▸ **GIVEN PROBLEM**: Identify all lines in the listing that include the word "data", and copy them out.

-------

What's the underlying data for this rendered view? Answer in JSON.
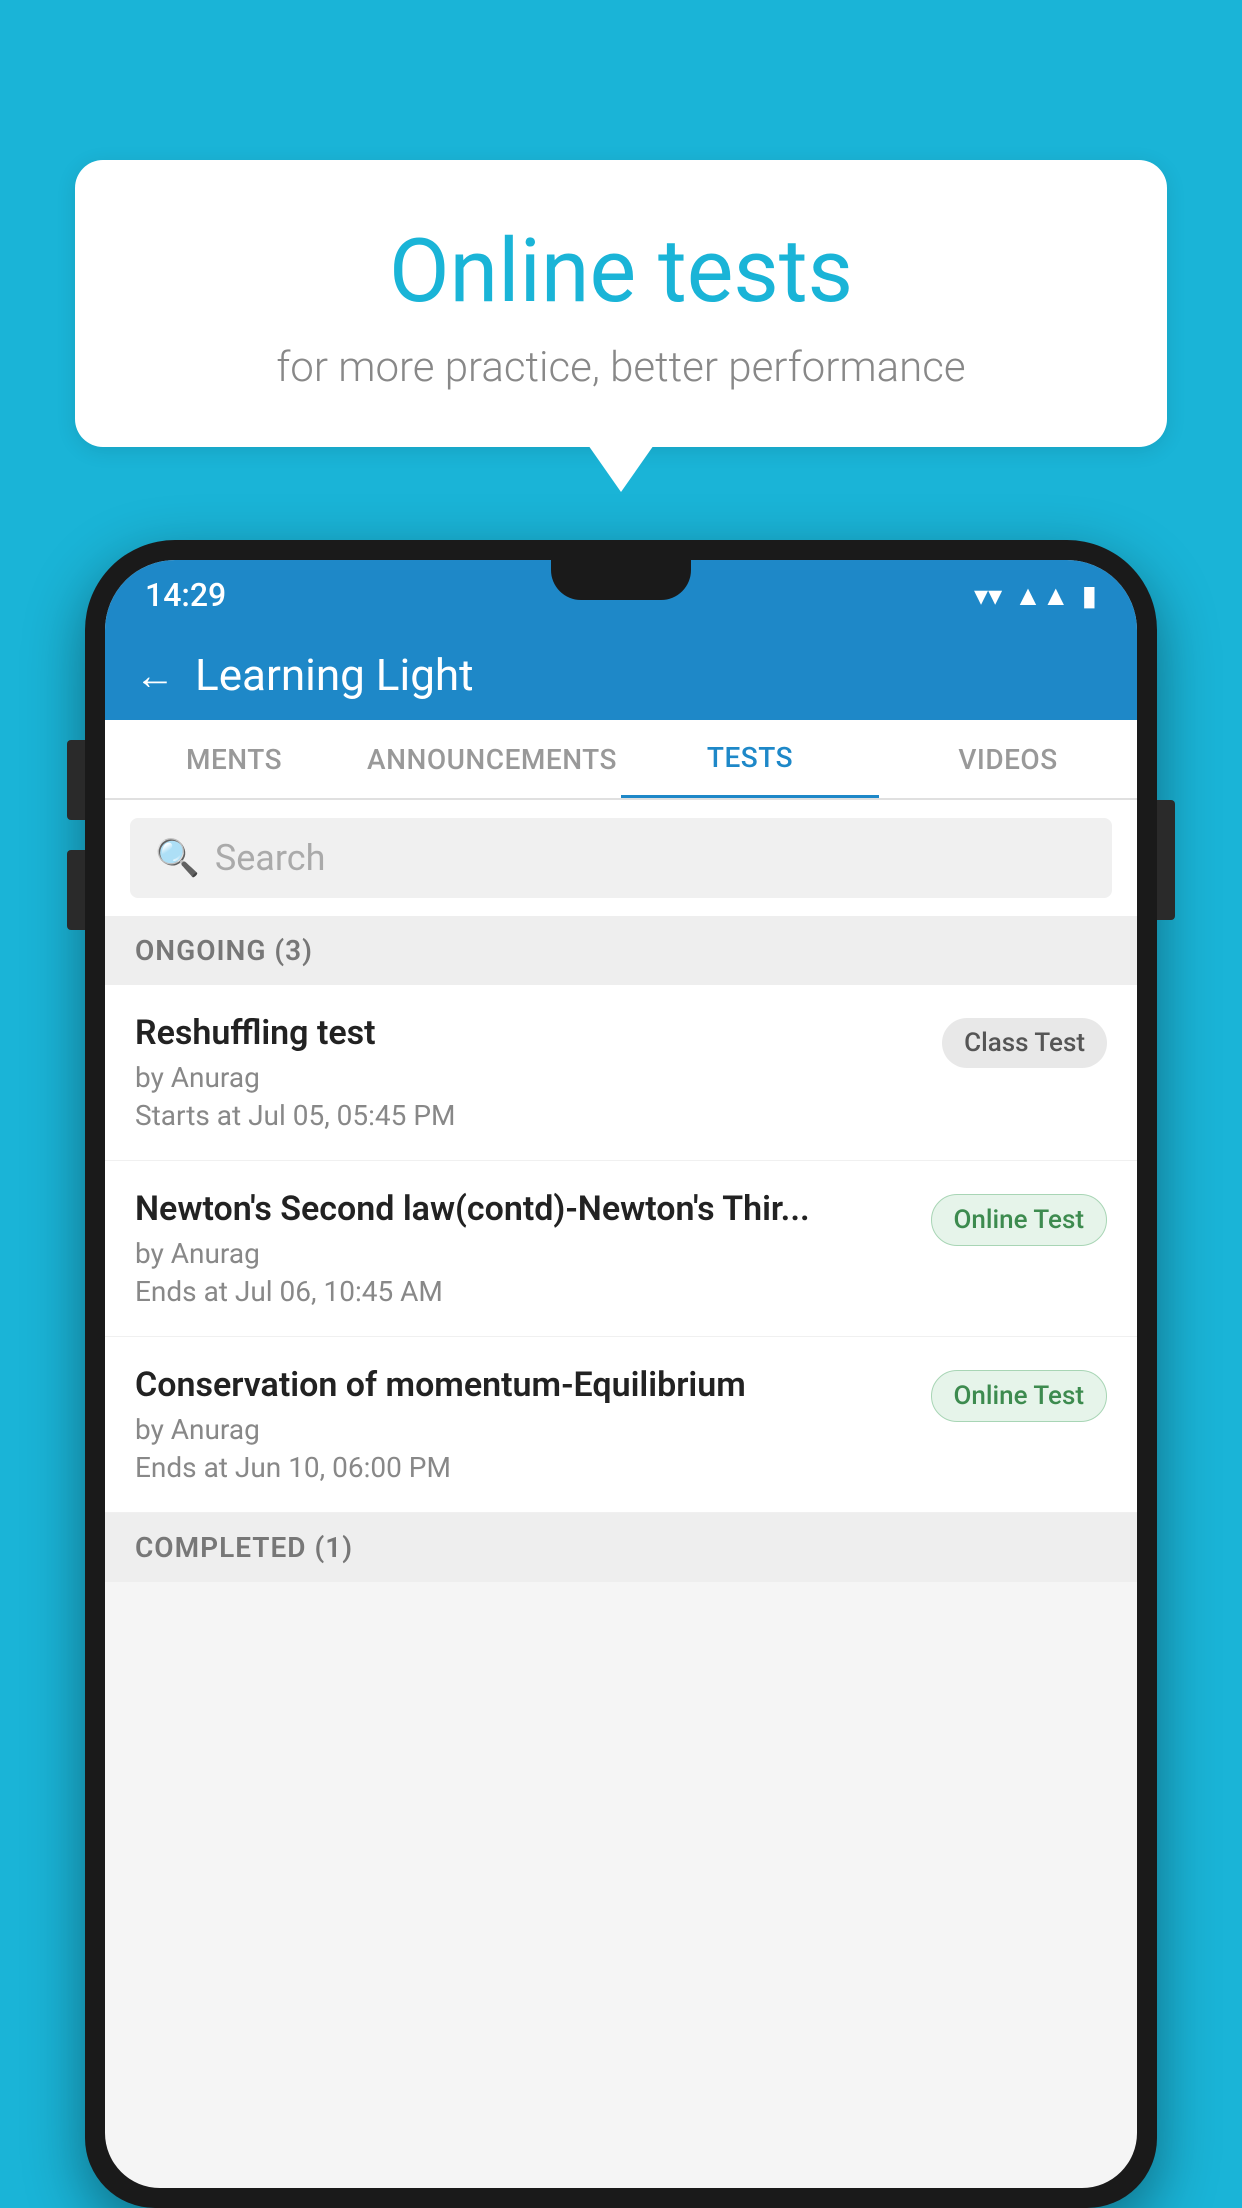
{
  "background_color": "#1ab4d7",
  "speech_bubble": {
    "title": "Online tests",
    "subtitle": "for more practice, better performance"
  },
  "phone": {
    "status_bar": {
      "time": "14:29",
      "icons": [
        "wifi",
        "signal",
        "battery"
      ]
    },
    "app_header": {
      "title": "Learning Light",
      "back_label": "←"
    },
    "tabs": [
      {
        "label": "MENTS",
        "active": false
      },
      {
        "label": "ANNOUNCEMENTS",
        "active": false
      },
      {
        "label": "TESTS",
        "active": true
      },
      {
        "label": "VIDEOS",
        "active": false
      }
    ],
    "search": {
      "placeholder": "Search"
    },
    "sections": [
      {
        "title": "ONGOING (3)",
        "items": [
          {
            "name": "Reshuffling test",
            "author": "by Anurag",
            "date": "Starts at  Jul 05, 05:45 PM",
            "badge": "Class Test",
            "badge_type": "class"
          },
          {
            "name": "Newton's Second law(contd)-Newton's Thir...",
            "author": "by Anurag",
            "date": "Ends at  Jul 06, 10:45 AM",
            "badge": "Online Test",
            "badge_type": "online"
          },
          {
            "name": "Conservation of momentum-Equilibrium",
            "author": "by Anurag",
            "date": "Ends at  Jun 10, 06:00 PM",
            "badge": "Online Test",
            "badge_type": "online"
          }
        ]
      }
    ],
    "completed_section": "COMPLETED (1)"
  }
}
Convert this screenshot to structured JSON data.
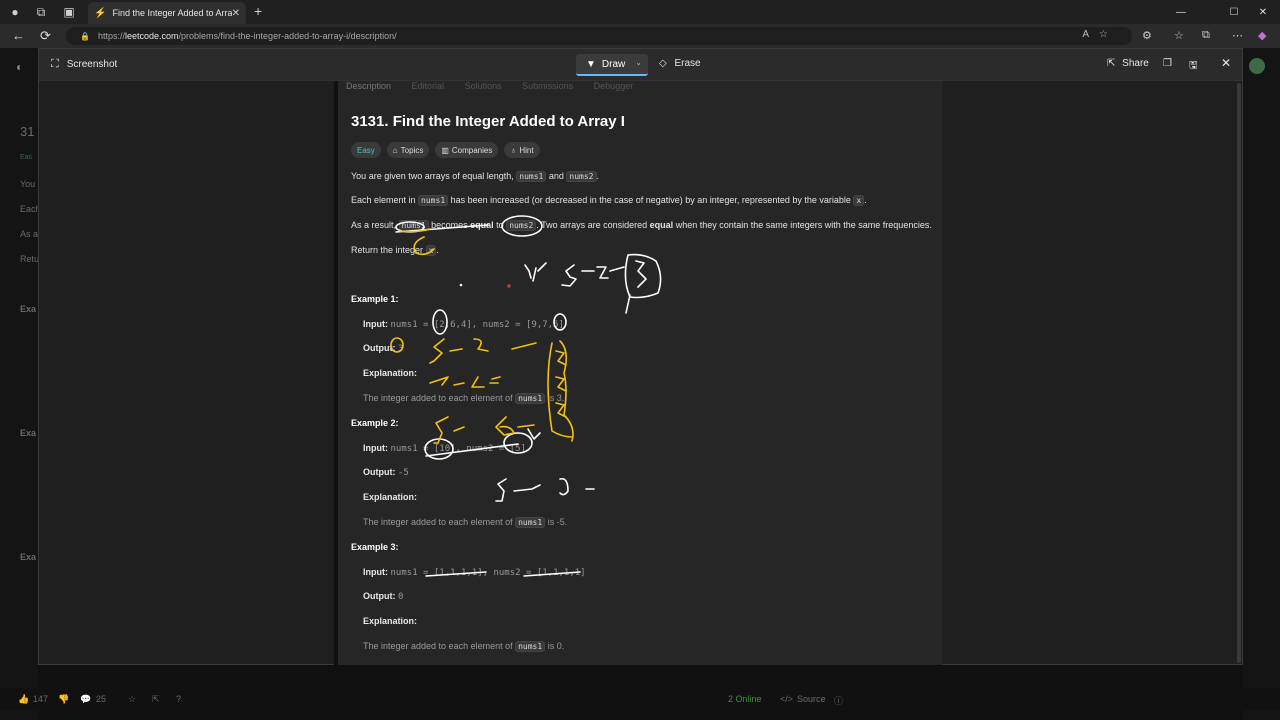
{
  "browser": {
    "tab_title": "Find the Integer Added to Array I",
    "url_host": "leetcode.com",
    "url_prefix": "https://",
    "url_path": "/problems/find-the-integer-added-to-array-i/description/"
  },
  "shot": {
    "title": "Screenshot",
    "draw_label": "Draw",
    "erase_label": "Erase",
    "share_label": "Share"
  },
  "problem": {
    "tabs": [
      "Description",
      "Editorial",
      "Solutions",
      "Submissions",
      "Debugger"
    ],
    "title": "3131. Find the Integer Added to Array I",
    "tags": {
      "difficulty": "Easy",
      "topics": "Topics",
      "companies": "Companies",
      "hint": "Hint"
    },
    "p1_a": "You are given two arrays of equal length, ",
    "p1_c1": "nums1",
    "p1_b": " and ",
    "p1_c2": "nums2",
    "p1_end": ".",
    "p2_a": "Each element in ",
    "p2_c1": "nums1",
    "p2_b": " has been increased (or decreased in the case of negative) by an integer, represented by the variable ",
    "p2_c2": "x",
    "p2_end": ".",
    "p3_a": "As a result, ",
    "p3_c1": "nums1",
    "p3_b": " becomes ",
    "p3_bold1": "equal",
    "p3_c": " to ",
    "p3_c2": "nums2",
    "p3_d": ". Two arrays are considered ",
    "p3_bold2": "equal",
    "p3_e": " when they contain the same integers with the same frequencies.",
    "p4_a": "Return the integer ",
    "p4_c1": "x",
    "p4_end": ".",
    "examples": [
      {
        "heading": "Example 1:",
        "input_label": "Input:",
        "input": "nums1 = [2,6,4], nums2 = [9,7,5]",
        "output_label": "Output:",
        "output": "3",
        "expl_label": "Explanation:",
        "expl_a": "The integer added to each element of ",
        "expl_code": "nums1",
        "expl_b": " is 3."
      },
      {
        "heading": "Example 2:",
        "input_label": "Input:",
        "input": "nums1 = [10], nums2 = [5]",
        "output_label": "Output:",
        "output": "-5",
        "expl_label": "Explanation:",
        "expl_a": "The integer added to each element of ",
        "expl_code": "nums1",
        "expl_b": " is -5."
      },
      {
        "heading": "Example 3:",
        "input_label": "Input:",
        "input": "nums1 = [1,1,1,1], nums2 = [1,1,1,1]",
        "output_label": "Output:",
        "output": "0",
        "expl_label": "Explanation:",
        "expl_a": "The integer added to each element of ",
        "expl_code": "nums1",
        "expl_b": " is 0."
      }
    ]
  },
  "backdrop": {
    "left_items": [
      "31",
      "Eas",
      "You",
      "Each",
      "As a",
      "Retu",
      "Exa",
      "Exa",
      "Exa"
    ],
    "likes": "147",
    "comments": "25",
    "online": "2 Online",
    "source": "Source"
  },
  "colors": {
    "ink_white": "#ffffff",
    "ink_yellow": "#f2c10f",
    "accent": "#6bb6ff",
    "easy": "#46c6c2"
  }
}
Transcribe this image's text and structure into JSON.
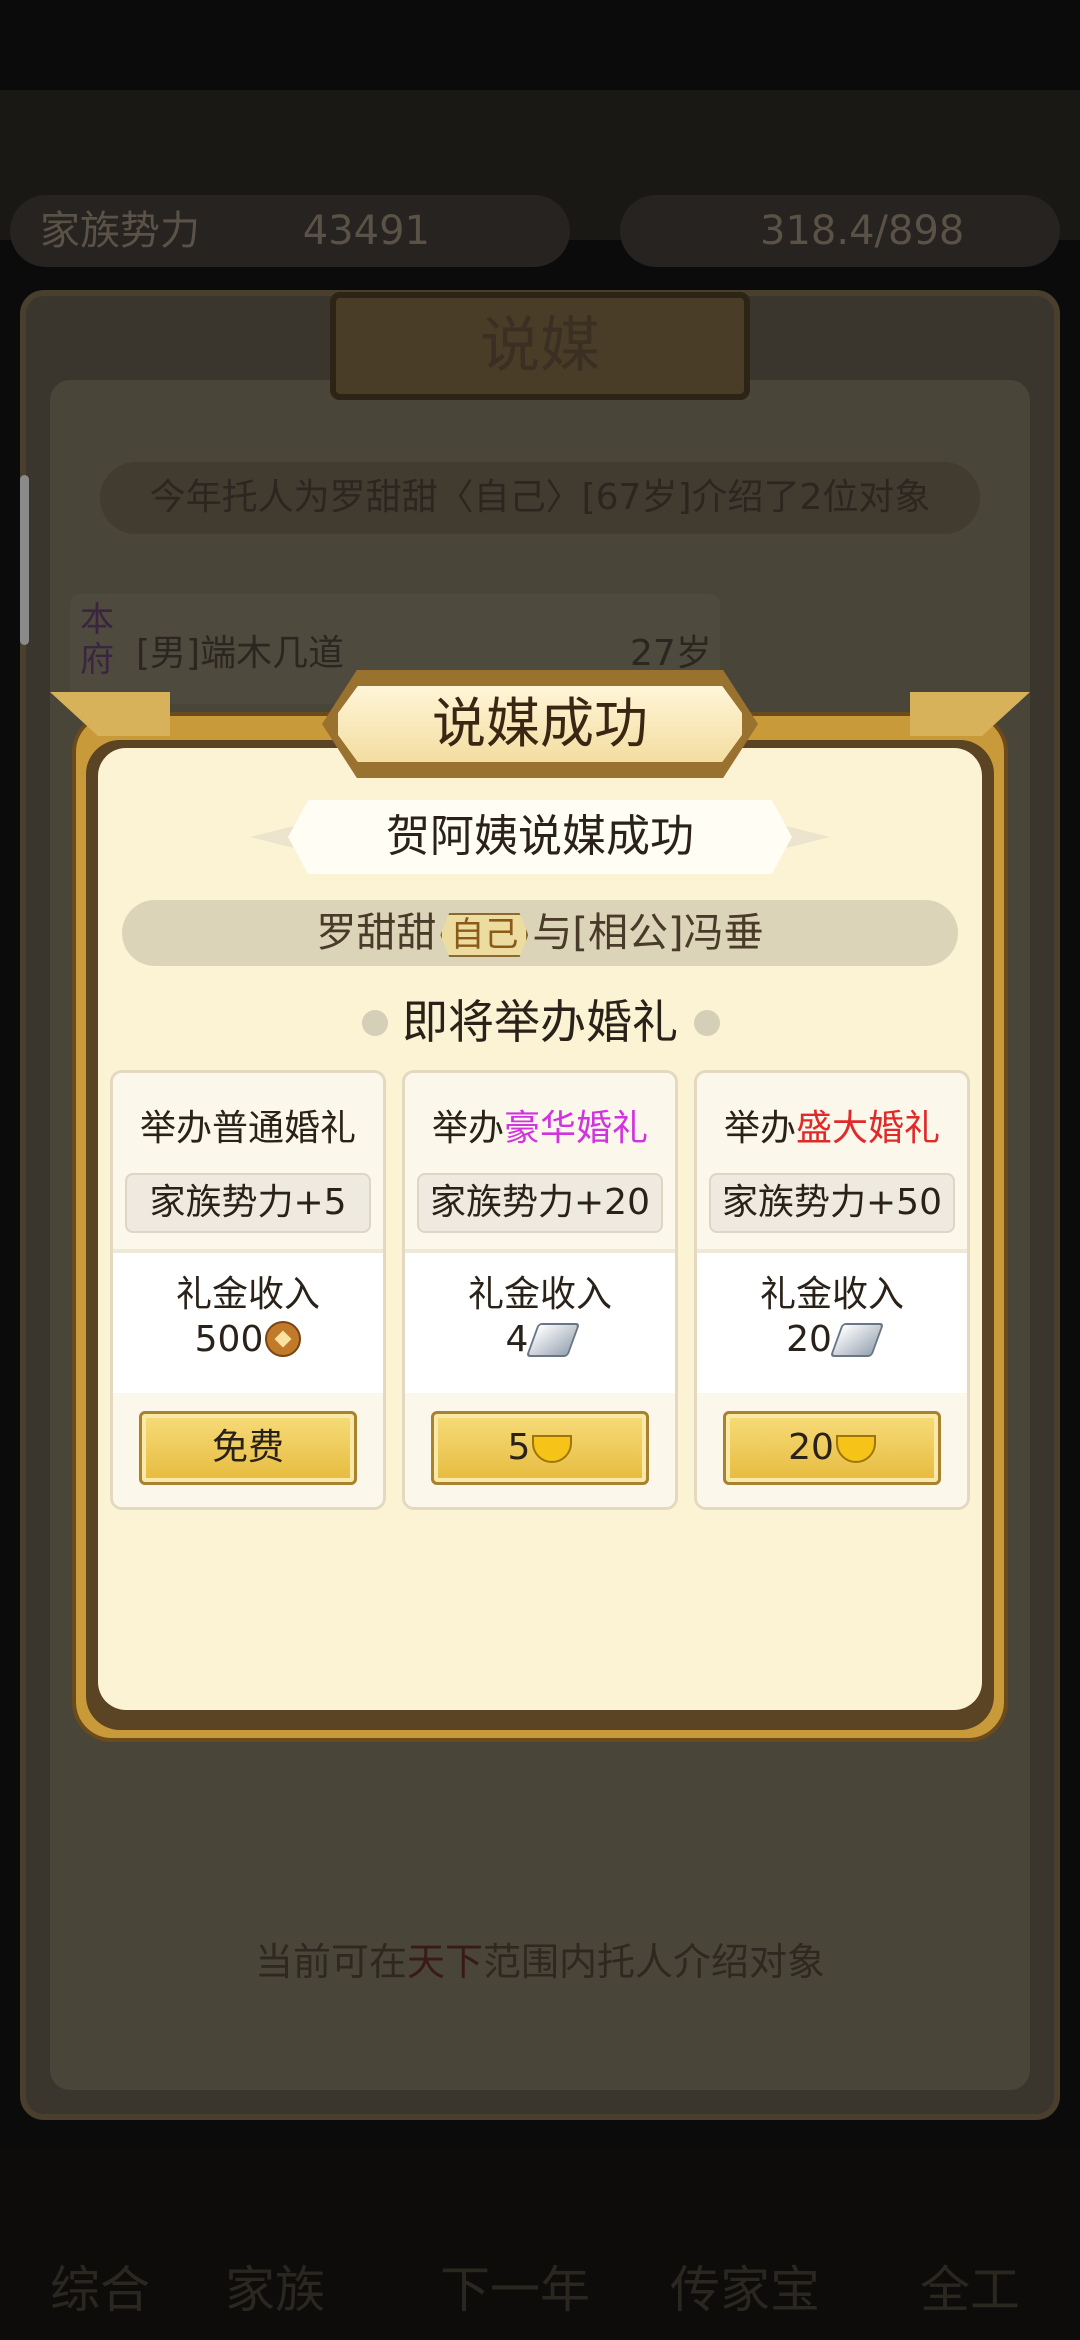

-------

▸ **SOLVED PROBLEM**:
What's the underlying data for this rendered view? Answer in JSON.
Convert this screenshot to structured JSON data.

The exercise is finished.